Records from a data source
═══
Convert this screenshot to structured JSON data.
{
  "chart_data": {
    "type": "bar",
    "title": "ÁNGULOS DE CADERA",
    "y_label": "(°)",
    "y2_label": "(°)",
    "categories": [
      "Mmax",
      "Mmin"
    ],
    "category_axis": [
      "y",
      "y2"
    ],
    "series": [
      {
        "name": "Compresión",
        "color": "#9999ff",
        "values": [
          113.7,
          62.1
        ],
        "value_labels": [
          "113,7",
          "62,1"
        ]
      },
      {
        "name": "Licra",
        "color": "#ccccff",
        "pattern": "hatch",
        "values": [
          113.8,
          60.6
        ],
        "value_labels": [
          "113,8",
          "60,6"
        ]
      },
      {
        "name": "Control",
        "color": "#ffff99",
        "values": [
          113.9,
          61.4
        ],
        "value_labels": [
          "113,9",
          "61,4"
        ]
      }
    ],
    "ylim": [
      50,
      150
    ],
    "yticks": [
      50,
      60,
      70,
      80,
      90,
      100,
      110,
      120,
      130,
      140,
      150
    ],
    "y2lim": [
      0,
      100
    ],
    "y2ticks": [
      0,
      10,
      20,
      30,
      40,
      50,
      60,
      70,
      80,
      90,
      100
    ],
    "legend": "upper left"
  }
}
═══
Aim
Copy all lines of the material above where the string "color" occurs.

Written answer
        "color": "#9999ff",
        "color": "#ccccff",
        "color": "#ffff99",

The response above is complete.